CONSEGNE:
a – Ricopia parola per parola il brano fornito, tutto da "Carlos Alberto Scolari" giù fino a "nell’espandere la narrazione.".
b – Riprendi il testo sul transmedia storytelling e portalo avanti a partire dopo la sua ultima frase.

BRANO FORNITO:
--

Carlos Alberto Scolari (2013) lo definisce invece come “un tipo di storia in cui il racconto
si sviluppa attraverso molteplici media e piattaforme di comunicazione e in cui una parte
dei consumatori assume un ruolo attivo nel processo di espansione”. Tale definizione
racchiude i due elementi fondamentali del transmedia storytelling:
Lo sviluppo di una storia su più media, fatto che contiene in sé il processo di
→ convergenza mediale e tecnologica;
Partecipazione attiva da parte dei consumatori nell’espandere la narrazione.
→
La convergenza. Il transmedia implica l’idea fondamentale di dinamicità di contenuti,
prodotti e consumatori attraverso i media, sulla base delle possibilità offerte dalla
convergenza tecnologica (termine con cui si allude alla convergenza tra più linguaggi e
media in un solo sistema) e dalla convergenza culturale. Il concetto di convergenza
mediale è quindi così definito da Ithiel De Sola Pool (1983):
“Un processo chiamato la convergenza dei processi sta confondendo i confini tra i media
[…]. Un singolo strumento fisico può offrire servizi che in passato erano resi da mezzi
separati. Al contrario, un servizio che era dato da un unico mezzo oggi può provenire da
mezzi diversi.”
Esempio perfetto è il walkman. In ambito tecnologico, i media si sono infatti evoluti per
performare più funzioni e includere più linguaggi. La diffusione di Internet e il passaggio
da formati analogici a digitali hanno segnato il passaggio a media interattivi (quelli del
web 2.0, media in cui il pubblico può interagire), i quali hanno alla base del loro
funzionamento i database, sempre accessibili da diversi punti, che assecondano la
multimedialità. In questo contesto, Jenkins (2014) parla di cultura convergente:
“Per convergenza intendo il flusso dei contenuti in più piattaforme, la cooperazione tra più
settori dell'industria dei media e il migrare del pubblico alla ricerca continua di nuove
esperienze di intrattenimento. Convergenza è una parola che tenta di descrivere i
cambiamenti sociali, culturali, industriali e tecnologici portati da chi comunica e da ciò
che pensa di quello di cui parla.”

--

Estratto di un dataset:
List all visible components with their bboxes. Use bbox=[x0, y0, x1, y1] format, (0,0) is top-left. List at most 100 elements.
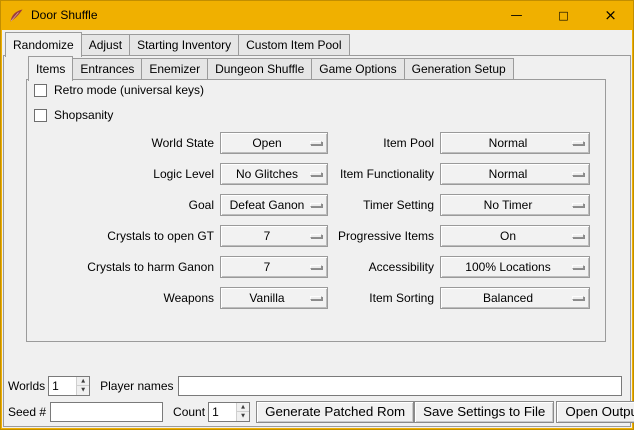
weapons-dropdown[interactable]: Vanilla bbox=[220, 287, 328, 309]
close-icon: × bbox=[604, 6, 617, 24]
dropdown-indicator-icon bbox=[572, 203, 584, 207]
maximize-icon: □ bbox=[558, 9, 568, 22]
open-output-directory-button[interactable]: Open Output Directory bbox=[556, 401, 634, 423]
count-spinner-arrows: ▲ ▼ bbox=[236, 403, 249, 421]
titlebar[interactable]: Door Shuffle — □ × bbox=[0, 0, 634, 30]
accessibility-value: 100% Locations bbox=[465, 260, 550, 274]
spin-down-icon[interactable]: ▼ bbox=[77, 386, 89, 395]
minimize-icon: — bbox=[511, 8, 523, 22]
minimize-button[interactable]: — bbox=[493, 0, 540, 30]
maximize-button[interactable]: □ bbox=[540, 0, 587, 30]
dropdown-indicator-icon bbox=[310, 265, 322, 269]
item-pool-dropdown[interactable]: Normal bbox=[440, 132, 590, 154]
item-functionality-dropdown[interactable]: Normal bbox=[440, 163, 590, 185]
window-title: Door Shuffle bbox=[31, 8, 98, 22]
dropdown-indicator-icon bbox=[310, 203, 322, 207]
world-state-value: Open bbox=[252, 136, 281, 150]
shopsanity-checkbox[interactable] bbox=[34, 109, 47, 122]
tab-randomize[interactable]: Randomize bbox=[5, 32, 82, 57]
count-label: Count bbox=[173, 405, 205, 419]
item-functionality-label: Item Functionality bbox=[334, 163, 434, 185]
dropdown-indicator-icon bbox=[310, 234, 322, 238]
count-spinner[interactable]: ▲ ▼ bbox=[208, 402, 250, 422]
goal-label: Goal bbox=[56, 194, 214, 216]
dropdown-indicator-icon bbox=[572, 296, 584, 300]
progressive-items-value: On bbox=[500, 229, 516, 243]
retro-mode-row: Retro mode (universal keys) bbox=[34, 82, 204, 98]
progressive-items-label: Progressive Items bbox=[334, 225, 434, 247]
seed-label: Seed # bbox=[8, 405, 46, 419]
tab-items[interactable]: Items bbox=[28, 56, 73, 81]
logic-level-dropdown[interactable]: No Glitches bbox=[220, 163, 328, 185]
progressive-items-dropdown[interactable]: On bbox=[440, 225, 590, 247]
worlds-spinner[interactable]: ▲ ▼ bbox=[48, 376, 90, 396]
tab-enemizer[interactable]: Enemizer bbox=[141, 58, 208, 79]
dropdown-indicator-icon bbox=[310, 172, 322, 176]
item-pool-label: Item Pool bbox=[334, 132, 434, 154]
dropdown-indicator-icon bbox=[572, 172, 584, 176]
retro-mode-label: Retro mode (universal keys) bbox=[54, 83, 204, 97]
tab-dungeon-shuffle[interactable]: Dungeon Shuffle bbox=[207, 58, 312, 79]
tab-adjust[interactable]: Adjust bbox=[81, 34, 130, 55]
logic-level-label: Logic Level bbox=[56, 163, 214, 185]
timer-setting-label: Timer Setting bbox=[334, 194, 434, 216]
dropdown-indicator-icon bbox=[310, 141, 322, 145]
retro-mode-checkbox[interactable] bbox=[34, 84, 47, 97]
crystals-open-gt-label: Crystals to open GT bbox=[56, 225, 214, 247]
dropdown-indicator-icon bbox=[572, 141, 584, 145]
crystals-harm-ganon-label: Crystals to harm Ganon bbox=[56, 256, 214, 278]
shopsanity-label: Shopsanity bbox=[54, 108, 113, 122]
item-functionality-value: Normal bbox=[489, 167, 528, 181]
crystals-open-gt-value: 7 bbox=[264, 229, 271, 243]
randomize-sub-tab-bar: Items Entrances Enemizer Dungeon Shuffle… bbox=[28, 58, 514, 80]
timer-setting-value: No Timer bbox=[484, 198, 533, 212]
item-sorting-value: Balanced bbox=[483, 291, 533, 305]
dropdown-indicator-icon bbox=[572, 234, 584, 238]
count-input[interactable] bbox=[209, 403, 236, 421]
worlds-input[interactable] bbox=[49, 377, 76, 395]
shopsanity-row: Shopsanity bbox=[34, 107, 113, 123]
crystals-harm-ganon-dropdown[interactable]: 7 bbox=[220, 256, 328, 278]
tab-game-options[interactable]: Game Options bbox=[311, 58, 404, 79]
generate-patched-rom-button[interactable]: Generate Patched Rom bbox=[256, 401, 414, 423]
player-names-label: Player names bbox=[100, 379, 173, 393]
tab-generation-setup[interactable]: Generation Setup bbox=[404, 58, 514, 79]
seed-input[interactable] bbox=[50, 402, 163, 422]
app-icon bbox=[9, 8, 24, 23]
close-button[interactable]: × bbox=[587, 0, 634, 30]
spin-up-icon[interactable]: ▲ bbox=[77, 377, 89, 387]
item-pool-value: Normal bbox=[489, 136, 528, 150]
spin-down-icon[interactable]: ▼ bbox=[237, 412, 249, 421]
window-content: Randomize Adjust Starting Inventory Cust… bbox=[2, 30, 632, 428]
world-state-label: World State bbox=[56, 132, 214, 154]
accessibility-dropdown[interactable]: 100% Locations bbox=[440, 256, 590, 278]
logic-level-value: No Glitches bbox=[236, 167, 298, 181]
goal-value: Defeat Ganon bbox=[230, 198, 305, 212]
worlds-row: Worlds ▲ ▼ Player names bbox=[2, 375, 632, 396]
item-sorting-label: Item Sorting bbox=[334, 287, 434, 309]
tab-custom-item-pool[interactable]: Custom Item Pool bbox=[238, 34, 349, 55]
crystals-harm-ganon-value: 7 bbox=[264, 260, 271, 274]
tab-starting-inventory[interactable]: Starting Inventory bbox=[129, 34, 239, 55]
main-tab-bar: Randomize Adjust Starting Inventory Cust… bbox=[5, 33, 350, 56]
door-shuffle-window: Door Shuffle — □ × Randomize Adjust Star… bbox=[0, 0, 634, 430]
spin-up-icon[interactable]: ▲ bbox=[237, 403, 249, 413]
seed-row: Seed # Count ▲ ▼ Generate Patched Rom Sa… bbox=[2, 400, 632, 423]
goal-dropdown[interactable]: Defeat Ganon bbox=[220, 194, 328, 216]
save-settings-button[interactable]: Save Settings to File bbox=[414, 401, 554, 423]
dropdown-indicator-icon bbox=[310, 296, 322, 300]
window-controls: — □ × bbox=[493, 0, 634, 30]
timer-setting-dropdown[interactable]: No Timer bbox=[440, 194, 590, 216]
weapons-label: Weapons bbox=[56, 287, 214, 309]
settings-grid: World State Open Item Pool Normal Logic … bbox=[56, 132, 590, 309]
crystals-open-gt-dropdown[interactable]: 7 bbox=[220, 225, 328, 247]
player-names-input[interactable] bbox=[178, 376, 623, 396]
tab-entrances[interactable]: Entrances bbox=[72, 58, 142, 79]
dropdown-indicator-icon bbox=[572, 265, 584, 269]
worlds-label: Worlds bbox=[8, 379, 45, 393]
accessibility-label: Accessibility bbox=[334, 256, 434, 278]
world-state-dropdown[interactable]: Open bbox=[220, 132, 328, 154]
item-sorting-dropdown[interactable]: Balanced bbox=[440, 287, 590, 309]
weapons-value: Vanilla bbox=[249, 291, 284, 305]
worlds-spinner-arrows: ▲ ▼ bbox=[76, 377, 89, 395]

--

RISPOSTE:
a –
Carlos Alberto Scolari (2013) lo definisce invece come “un tipo di storia in cui il racconto
si sviluppa attraverso molteplici media e piattaforme di comunicazione e in cui una parte
dei consumatori assume un ruolo attivo nel processo di espansione”. Tale definizione
racchiude i due elementi fondamentali del transmedia storytelling:
Lo sviluppo di una storia su più media, fatto che contiene in sé il processo di
→ convergenza mediale e tecnologica;
Partecipazione attiva da parte dei consumatori nell’espandere la narrazione.

b –
Convergenza culturale è quindi l’unione tra l’innovazione tecnologica dei media e il
cambiamento culturale corrispondente.
La cultura partecipativa. La convergenza culturale si riferisce anche al cambiamento
delle audience che passano dall’essere passive ad attive e partecipative. Jenkins (1992)
ha studiato a fondo i fan, capaci di generare discorsi e contenuti in relazione a prodotti
culturali, fatto che ha consentito ad O’Reilly (2004) di riconoscere l’importanza dei
contributi bottom-up, grassroots (dal basso) tipici del web partecipativo 2.0. In questo
contesto, l’utente riveste sia il ruolo di creatore sia di spettatore: è un prosumer
(Toffler, 1980), che agisce combinando le proprie competenze con quelle della
community. Si parla quindi di intelligenza collettiva. L'intelligenza collettiva, termine
coniato da Pierre Lévy nel 1994, allude a un pensare in maniera distribuita, coordinata
e corale.
“Nessuno di noi sa tutto; ognuno di noi sa qualcosa; possiamo mettere insieme i pezzi se
uniamo le nostre conoscenze e capacità. L’intelligenza collettiva può essere vista come una
fonte alternativa di potere mediatico.”
Esempio perfetto di intelligenza collettiva è, ovviamente, Wikipedia.
Conclusioni. I tre elementi evidenziati da Jenkins, ovvero l’intelligenza collettiva, la
convergenza culturale e la cultura partecipativa, sono dunque i presupposti
fondamentali per la nascita del transmedia nella sua configurazione attuale. Passando da
una strategia di marketing a uno strumento al servizio delle narrazioni, il transmedia è
quindi un approccio per creare narrazioni:
Adattate, nelle varie parti, a diversi device e linguaggi, sfruttando la convergenza
→ mediale;
Frammentate su più media;
→ Coerenti nella loro interezza;
→ Che si basano sulla cultura partecipativa e l’intelligenza collettiva.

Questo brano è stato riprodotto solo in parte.